Extracted data entries

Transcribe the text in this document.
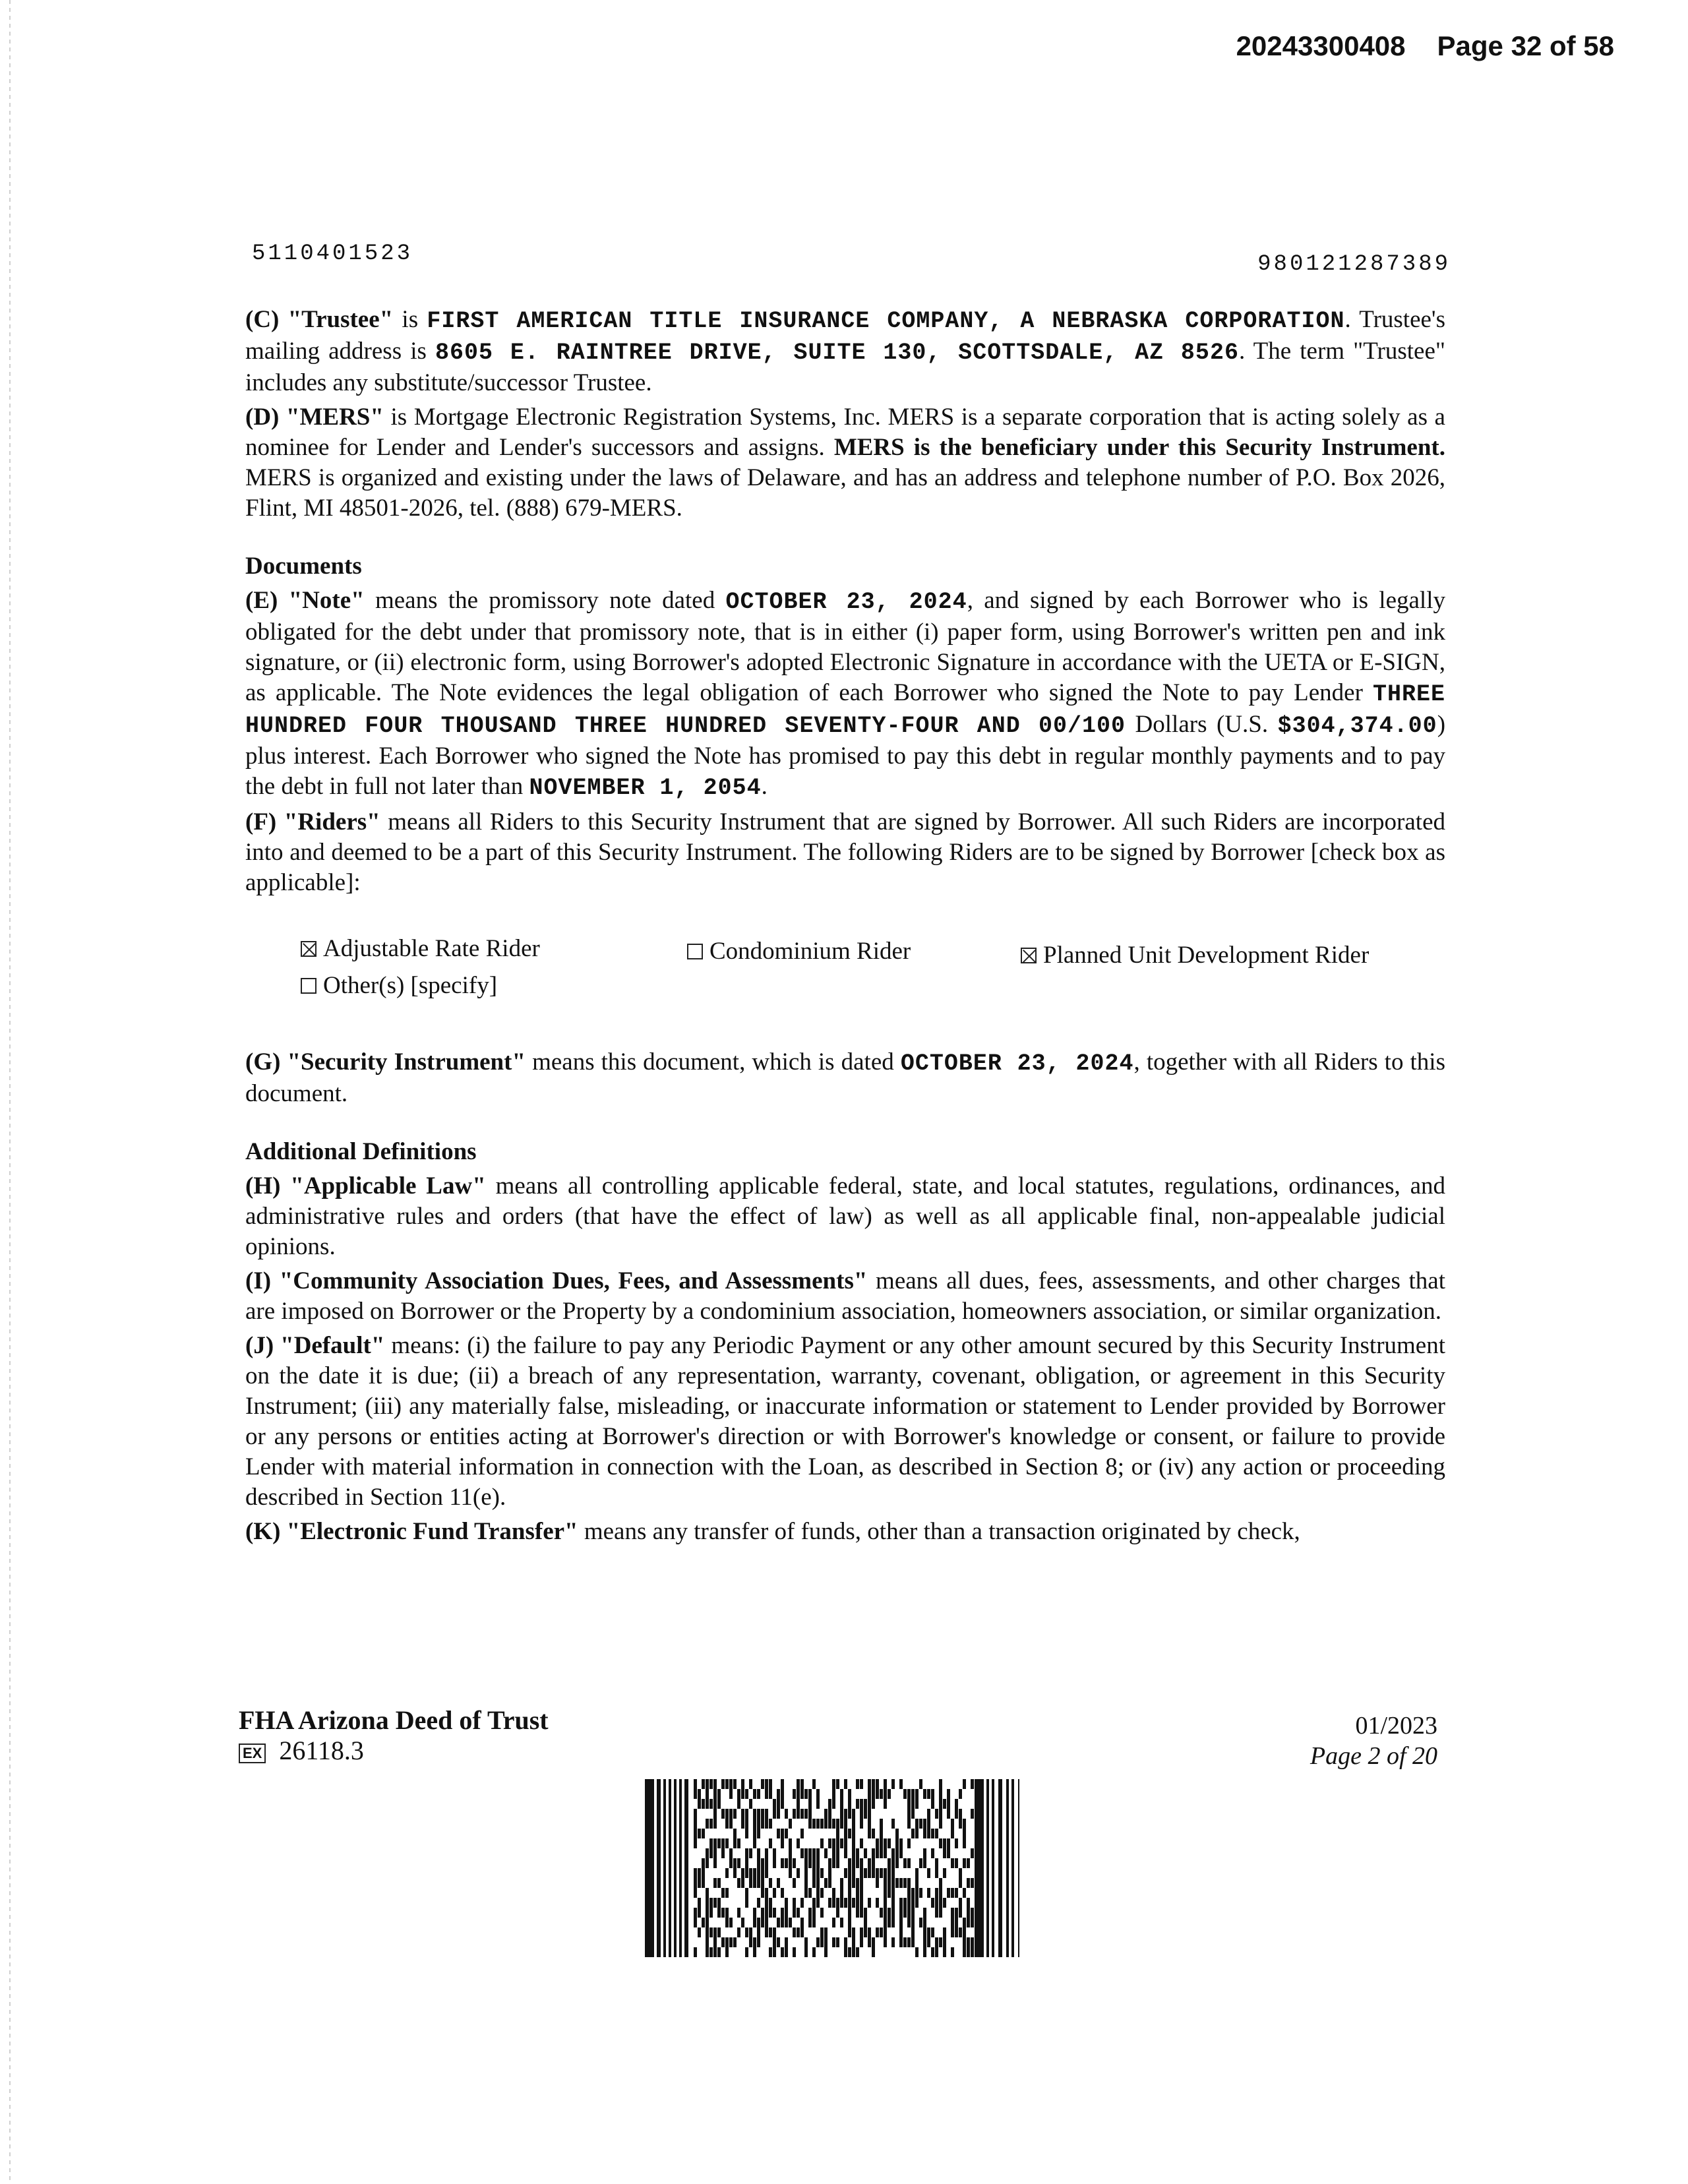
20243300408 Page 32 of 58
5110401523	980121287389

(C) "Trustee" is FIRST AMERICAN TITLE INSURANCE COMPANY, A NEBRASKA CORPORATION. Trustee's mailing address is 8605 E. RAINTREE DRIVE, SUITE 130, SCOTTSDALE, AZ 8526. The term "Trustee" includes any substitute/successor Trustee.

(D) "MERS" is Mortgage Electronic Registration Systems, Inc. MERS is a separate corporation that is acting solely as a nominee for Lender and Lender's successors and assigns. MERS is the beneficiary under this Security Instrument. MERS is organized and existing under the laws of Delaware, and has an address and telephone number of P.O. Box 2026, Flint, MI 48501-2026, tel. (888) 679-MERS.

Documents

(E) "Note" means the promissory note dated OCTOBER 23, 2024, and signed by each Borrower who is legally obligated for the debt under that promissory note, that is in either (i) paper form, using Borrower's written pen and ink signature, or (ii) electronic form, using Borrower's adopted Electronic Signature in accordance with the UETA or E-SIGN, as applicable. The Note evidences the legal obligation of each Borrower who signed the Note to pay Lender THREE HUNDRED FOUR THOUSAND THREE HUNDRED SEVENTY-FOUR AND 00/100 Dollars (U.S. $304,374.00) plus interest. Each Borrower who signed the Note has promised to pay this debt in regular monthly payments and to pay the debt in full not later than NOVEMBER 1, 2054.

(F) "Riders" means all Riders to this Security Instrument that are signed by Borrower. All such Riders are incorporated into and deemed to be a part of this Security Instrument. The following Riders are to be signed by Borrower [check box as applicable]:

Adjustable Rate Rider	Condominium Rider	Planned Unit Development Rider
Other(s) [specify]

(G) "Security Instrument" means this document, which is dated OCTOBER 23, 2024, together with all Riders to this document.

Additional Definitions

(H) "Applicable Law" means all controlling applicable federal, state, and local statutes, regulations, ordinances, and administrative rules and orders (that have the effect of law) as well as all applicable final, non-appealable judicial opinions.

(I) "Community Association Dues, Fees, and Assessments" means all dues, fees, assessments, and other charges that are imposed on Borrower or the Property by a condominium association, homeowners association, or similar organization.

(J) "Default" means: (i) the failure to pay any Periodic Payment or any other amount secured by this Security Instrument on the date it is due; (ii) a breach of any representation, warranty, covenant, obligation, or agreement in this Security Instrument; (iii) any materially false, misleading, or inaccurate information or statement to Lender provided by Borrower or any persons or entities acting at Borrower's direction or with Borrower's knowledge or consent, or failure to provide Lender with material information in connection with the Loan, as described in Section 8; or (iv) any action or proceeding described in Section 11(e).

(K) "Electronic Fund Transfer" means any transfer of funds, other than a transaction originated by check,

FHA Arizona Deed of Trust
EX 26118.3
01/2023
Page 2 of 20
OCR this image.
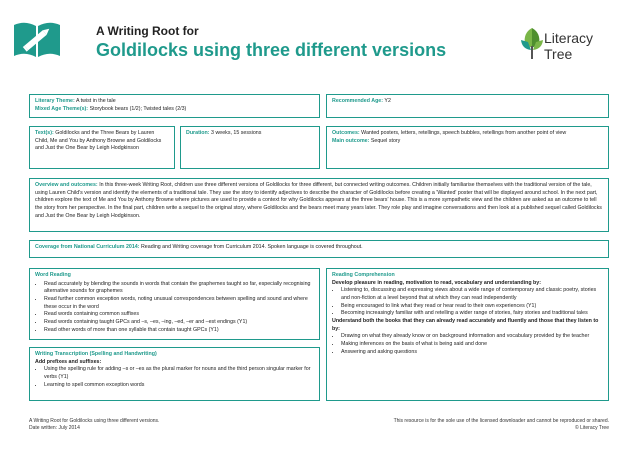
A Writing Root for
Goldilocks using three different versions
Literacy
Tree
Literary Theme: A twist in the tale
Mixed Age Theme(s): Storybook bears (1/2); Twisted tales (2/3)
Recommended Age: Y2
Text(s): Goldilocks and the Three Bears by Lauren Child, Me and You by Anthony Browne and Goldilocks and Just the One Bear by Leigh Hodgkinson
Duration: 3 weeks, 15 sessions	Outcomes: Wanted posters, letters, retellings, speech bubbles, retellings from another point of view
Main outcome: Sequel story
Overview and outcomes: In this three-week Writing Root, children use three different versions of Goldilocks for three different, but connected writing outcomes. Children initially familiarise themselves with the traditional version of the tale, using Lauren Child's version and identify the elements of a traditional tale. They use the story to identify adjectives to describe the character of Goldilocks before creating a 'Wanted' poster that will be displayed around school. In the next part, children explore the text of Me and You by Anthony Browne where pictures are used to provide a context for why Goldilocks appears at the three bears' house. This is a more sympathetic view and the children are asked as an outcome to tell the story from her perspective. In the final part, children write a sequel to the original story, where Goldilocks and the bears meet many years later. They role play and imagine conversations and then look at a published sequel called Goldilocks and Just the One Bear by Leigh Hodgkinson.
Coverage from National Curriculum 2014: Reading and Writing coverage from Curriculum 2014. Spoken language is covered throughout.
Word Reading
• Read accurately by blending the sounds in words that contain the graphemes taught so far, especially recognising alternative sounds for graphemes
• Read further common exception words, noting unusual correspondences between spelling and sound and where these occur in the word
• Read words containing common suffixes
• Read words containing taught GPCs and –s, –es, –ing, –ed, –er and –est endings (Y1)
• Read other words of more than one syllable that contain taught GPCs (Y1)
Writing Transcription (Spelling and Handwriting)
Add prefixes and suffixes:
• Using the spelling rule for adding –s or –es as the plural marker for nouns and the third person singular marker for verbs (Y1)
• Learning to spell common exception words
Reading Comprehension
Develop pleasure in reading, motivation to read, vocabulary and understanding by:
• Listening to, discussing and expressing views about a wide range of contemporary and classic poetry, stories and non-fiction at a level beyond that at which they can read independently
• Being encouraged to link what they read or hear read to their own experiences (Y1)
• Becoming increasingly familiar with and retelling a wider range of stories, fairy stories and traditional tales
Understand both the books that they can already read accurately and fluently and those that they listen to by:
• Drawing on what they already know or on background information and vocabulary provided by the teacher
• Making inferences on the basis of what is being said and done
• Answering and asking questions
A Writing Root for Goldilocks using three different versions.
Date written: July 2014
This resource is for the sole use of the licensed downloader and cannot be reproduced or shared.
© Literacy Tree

▶ WORK REQUIRED
Leaving all pictures aside, quote each record exactly.

▶ RESPONSE TO THE EXERCISE
Transcribe the text in this document.
20243300408 Page 32 of 58
5110401523	980121287389

(C) "Trustee" is FIRST AMERICAN TITLE INSURANCE COMPANY, A NEBRASKA CORPORATION. Trustee's mailing address is 8605 E. RAINTREE DRIVE, SUITE 130, SCOTTSDALE, AZ 8526. The term "Trustee" includes any substitute/successor Trustee.

(D) "MERS" is Mortgage Electronic Registration Systems, Inc. MERS is a separate corporation that is acting solely as a nominee for Lender and Lender's successors and assigns. MERS is the beneficiary under this Security Instrument. MERS is organized and existing under the laws of Delaware, and has an address and telephone number of P.O. Box 2026, Flint, MI 48501-2026, tel. (888) 679-MERS.

Documents

(E) "Note" means the promissory note dated OCTOBER 23, 2024, and signed by each Borrower who is legally obligated for the debt under that promissory note, that is in either (i) paper form, using Borrower's written pen and ink signature, or (ii) electronic form, using Borrower's adopted Electronic Signature in accordance with the UETA or E-SIGN, as applicable. The Note evidences the legal obligation of each Borrower who signed the Note to pay Lender THREE HUNDRED FOUR THOUSAND THREE HUNDRED SEVENTY-FOUR AND 00/100 Dollars (U.S. $304,374.00) plus interest. Each Borrower who signed the Note has promised to pay this debt in regular monthly payments and to pay the debt in full not later than NOVEMBER 1, 2054.

(F) "Riders" means all Riders to this Security Instrument that are signed by Borrower. All such Riders are incorporated into and deemed to be a part of this Security Instrument. The following Riders are to be signed by Borrower [check box as applicable]:

Adjustable Rate Rider	Condominium Rider	Planned Unit Development Rider
Other(s) [specify]

(G) "Security Instrument" means this document, which is dated OCTOBER 23, 2024, together with all Riders to this document.

Additional Definitions

(H) "Applicable Law" means all controlling applicable federal, state, and local statutes, regulations, ordinances, and administrative rules and orders (that have the effect of law) as well as all applicable final, non-appealable judicial opinions.

(I) "Community Association Dues, Fees, and Assessments" means all dues, fees, assessments, and other charges that are imposed on Borrower or the Property by a condominium association, homeowners association, or similar organization.

(J) "Default" means: (i) the failure to pay any Periodic Payment or any other amount secured by this Security Instrument on the date it is due; (ii) a breach of any representation, warranty, covenant, obligation, or agreement in this Security Instrument; (iii) any materially false, misleading, or inaccurate information or statement to Lender provided by Borrower or any persons or entities acting at Borrower's direction or with Borrower's knowledge or consent, or failure to provide Lender with material information in connection with the Loan, as described in Section 8; or (iv) any action or proceeding described in Section 11(e).

(K) "Electronic Fund Transfer" means any transfer of funds, other than a transaction originated by check,

FHA Arizona Deed of Trust
EX 26118.3
01/2023
Page 2 of 20
OCR this image.
A Writing Root for
Goldilocks using three different versions
Literacy
Tree
Literary Theme: A twist in the tale
Mixed Age Theme(s): Storybook bears (1/2); Twisted tales (2/3)
Recommended Age: Y2
Text(s): Goldilocks and the Three Bears by Lauren Child, Me and You by Anthony Browne and Goldilocks and Just the One Bear by Leigh Hodgkinson
Duration: 3 weeks, 15 sessions	Outcomes: Wanted posters, letters, retellings, speech bubbles, retellings from another point of view
Main outcome: Sequel story
Overview and outcomes: In this three-week Writing Root, children use three different versions of Goldilocks for three different, but connected writing outcomes. Children initially familiarise themselves with the traditional version of the tale, using Lauren Child's version and identify the elements of a traditional tale. They use the story to identify adjectives to describe the character of Goldilocks before creating a 'Wanted' poster that will be displayed around school. In the next part, children explore the text of Me and You by Anthony Browne where pictures are used to provide a context for why Goldilocks appears at the three bears' house. This is a more sympathetic view and the children are asked as an outcome to tell the story from her perspective. In the final part, children write a sequel to the original story, where Goldilocks and the bears meet many years later. They role play and imagine conversations and then look at a published sequel called Goldilocks and Just the One Bear by Leigh Hodgkinson.
Coverage from National Curriculum 2014: Reading and Writing coverage from Curriculum 2014. Spoken language is covered throughout.
Word Reading
• Read accurately by blending the sounds in words that contain the graphemes taught so far, especially recognising alternative sounds for graphemes
• Read further common exception words, noting unusual correspondences between spelling and sound and where these occur in the word
• Read words containing common suffixes
• Read words containing taught GPCs and –s, –es, –ing, –ed, –er and –est endings (Y1)
• Read other words of more than one syllable that contain taught GPCs (Y1)
Writing Transcription (Spelling and Handwriting)
Add prefixes and suffixes:
• Using the spelling rule for adding –s or –es as the plural marker for nouns and the third person singular marker for verbs (Y1)
• Learning to spell common exception words
Reading Comprehension
Develop pleasure in reading, motivation to read, vocabulary and understanding by:
• Listening to, discussing and expressing views about a wide range of contemporary and classic poetry, stories and non-fiction at a level beyond that at which they can read independently
• Being encouraged to link what they read or hear read to their own experiences (Y1)
• Becoming increasingly familiar with and retelling a wider range of stories, fairy stories and traditional tales
Understand both the books that they can already read accurately and fluently and those that they listen to by:
• Drawing on what they already know or on background information and vocabulary provided by the teacher
• Making inferences on the basis of what is being said and done
• Answering and asking questions
A Writing Root for Goldilocks using three different versions.
Date written: July 2014
This resource is for the sole use of the licensed downloader and cannot be reproduced or shared.
© Literacy Tree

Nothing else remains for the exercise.